━━ DATASET ENTRIES

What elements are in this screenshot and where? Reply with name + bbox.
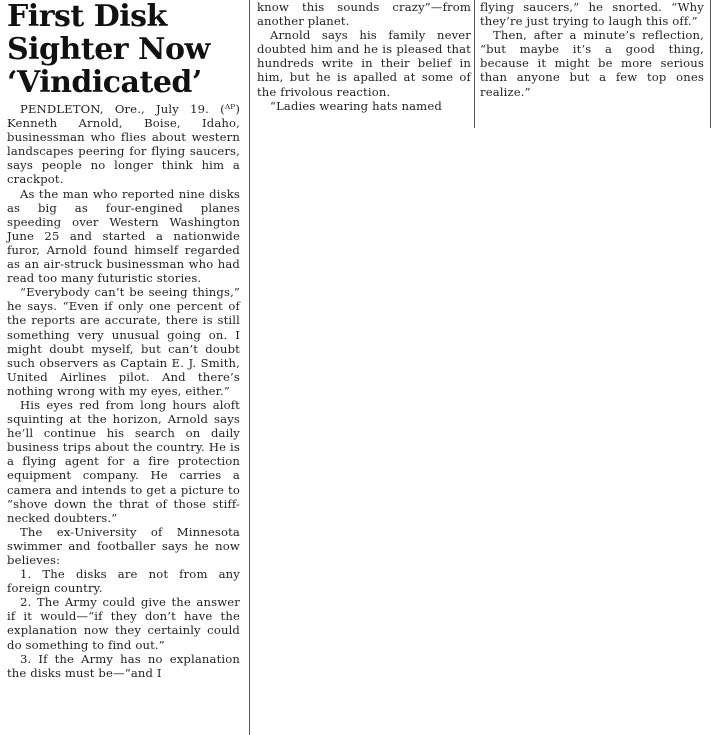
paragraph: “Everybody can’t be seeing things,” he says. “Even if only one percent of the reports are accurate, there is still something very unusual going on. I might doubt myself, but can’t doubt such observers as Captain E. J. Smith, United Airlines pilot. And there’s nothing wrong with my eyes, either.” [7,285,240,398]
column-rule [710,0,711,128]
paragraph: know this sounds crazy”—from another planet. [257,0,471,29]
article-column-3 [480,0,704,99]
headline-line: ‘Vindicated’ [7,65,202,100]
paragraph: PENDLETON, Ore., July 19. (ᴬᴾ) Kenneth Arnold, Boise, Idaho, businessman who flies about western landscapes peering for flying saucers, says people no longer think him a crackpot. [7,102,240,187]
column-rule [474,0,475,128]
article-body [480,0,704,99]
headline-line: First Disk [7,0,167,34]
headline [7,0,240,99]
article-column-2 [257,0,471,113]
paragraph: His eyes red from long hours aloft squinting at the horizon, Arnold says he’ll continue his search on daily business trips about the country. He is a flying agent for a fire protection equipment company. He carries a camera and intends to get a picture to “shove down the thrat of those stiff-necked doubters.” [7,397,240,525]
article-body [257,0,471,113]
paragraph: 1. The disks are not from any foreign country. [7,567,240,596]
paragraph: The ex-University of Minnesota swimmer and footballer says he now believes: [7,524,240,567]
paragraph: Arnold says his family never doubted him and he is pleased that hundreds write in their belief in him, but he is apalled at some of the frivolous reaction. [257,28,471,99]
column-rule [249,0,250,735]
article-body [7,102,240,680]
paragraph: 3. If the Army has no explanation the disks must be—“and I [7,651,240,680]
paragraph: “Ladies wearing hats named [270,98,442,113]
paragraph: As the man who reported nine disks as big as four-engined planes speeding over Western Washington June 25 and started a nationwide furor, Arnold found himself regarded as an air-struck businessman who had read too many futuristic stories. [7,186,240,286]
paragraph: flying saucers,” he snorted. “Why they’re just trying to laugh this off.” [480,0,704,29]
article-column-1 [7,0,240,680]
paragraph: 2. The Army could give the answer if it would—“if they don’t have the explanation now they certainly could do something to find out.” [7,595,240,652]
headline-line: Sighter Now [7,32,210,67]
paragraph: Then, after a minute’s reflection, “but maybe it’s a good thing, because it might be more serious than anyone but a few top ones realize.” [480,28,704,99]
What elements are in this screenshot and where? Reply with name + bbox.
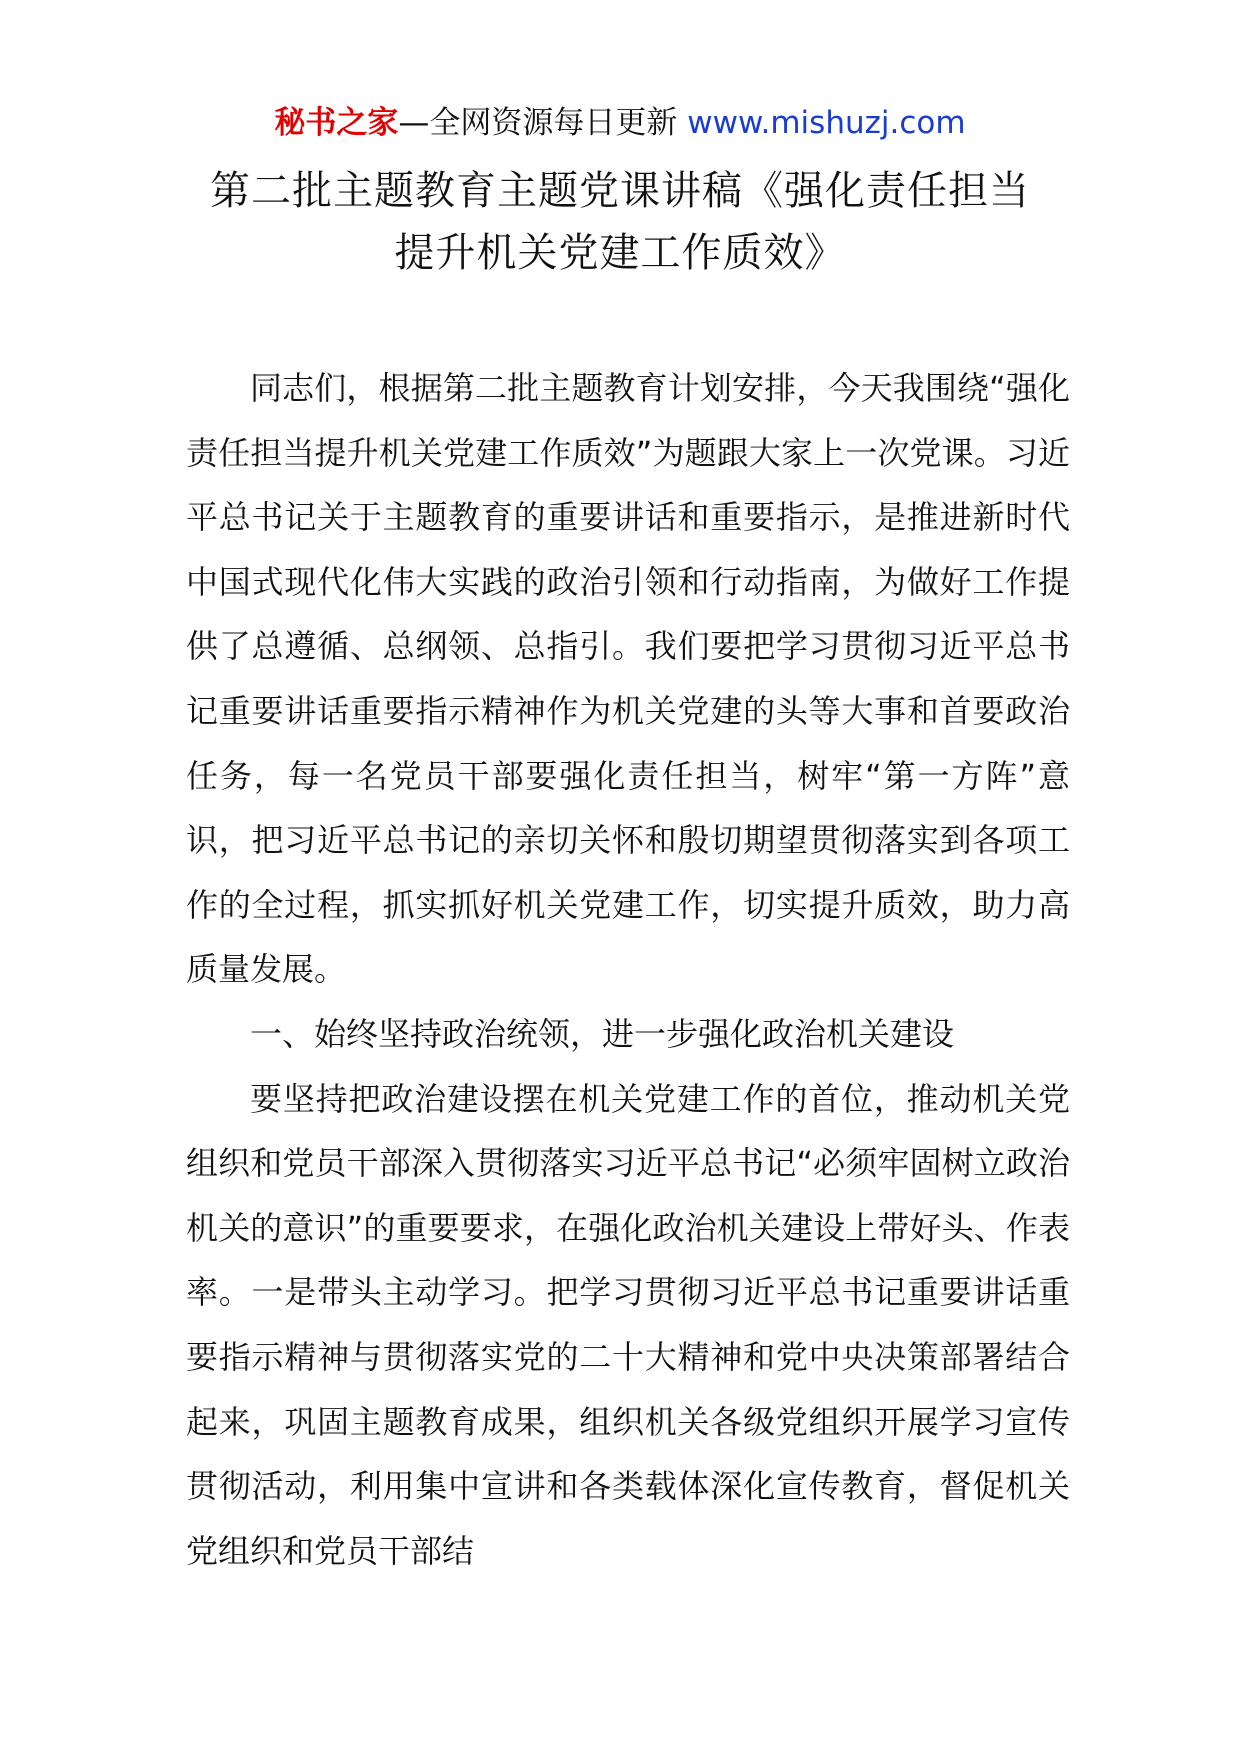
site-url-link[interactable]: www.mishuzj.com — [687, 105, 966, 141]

━━━━

Print every line of the records above unchanged, leaving out the pictures.

● **ANSWER FOR THIS EXERCISE**
What elements are in this screenshot and where? Reply with name + bbox.
paragraph: “Everybody can’t be seeing things,” he says. “Even if only one percent of the reports are accurate, there is still something very unusual going on. I might doubt myself, but can’t doubt such observers as Captain E. J. Smith, United Airlines pilot. And there’s nothing wrong with my eyes, either.” [7,285,240,398]
column-rule [710,0,711,128]
paragraph: know this sounds crazy”—from another planet. [257,0,471,29]
article-column-3 [480,0,704,99]
headline-line: ‘Vindicated’ [7,65,202,100]
paragraph: PENDLETON, Ore., July 19. (ᴬᴾ) Kenneth Arnold, Boise, Idaho, businessman who flies about western landscapes peering for flying saucers, says people no longer think him a crackpot. [7,102,240,187]
column-rule [474,0,475,128]
article-body [480,0,704,99]
headline-line: First Disk [7,0,167,34]
headline [7,0,240,99]
article-column-2 [257,0,471,113]
paragraph: His eyes red from long hours aloft squinting at the horizon, Arnold says he’ll continue his search on daily business trips about the country. He is a flying agent for a fire protection equipment company. He carries a camera and intends to get a picture to “shove down the thrat of those stiff-necked doubters.” [7,397,240,525]
article-body [257,0,471,113]
paragraph: 1. The disks are not from any foreign country. [7,567,240,596]
paragraph: The ex-University of Minnesota swimmer and footballer says he now believes: [7,524,240,567]
paragraph: Arnold says his family never doubted him and he is pleased that hundreds write in their belief in him, but he is apalled at some of the frivolous reaction. [257,28,471,99]
column-rule [249,0,250,735]
article-body [7,102,240,680]
paragraph: 3. If the Army has no explanation the disks must be—“and I [7,651,240,680]
paragraph: “Ladies wearing hats named [270,98,442,113]
paragraph: As the man who reported nine disks as big as four-engined planes speeding over Western Washington June 25 and started a nationwide furor, Arnold found himself regarded as an air-struck businessman who had read too many futuristic stories. [7,186,240,286]
paragraph: flying saucers,” he snorted. “Why they’re just trying to laugh this off.” [480,0,704,29]
article-column-1 [7,0,240,680]
paragraph: 2. The Army could give the answer if it would—“if they don’t have the explanation now they certainly could do something to find out.” [7,595,240,652]
headline-line: Sighter Now [7,32,210,67]
paragraph: Then, after a minute’s reflection, “but maybe it’s a good thing, because it might be more serious than anyone but a few top ones realize.” [480,28,704,99]
What elements are in this screenshot and where? Reply with name + bbox.
site-url-link[interactable]: www.mishuzj.com — [687, 105, 966, 141]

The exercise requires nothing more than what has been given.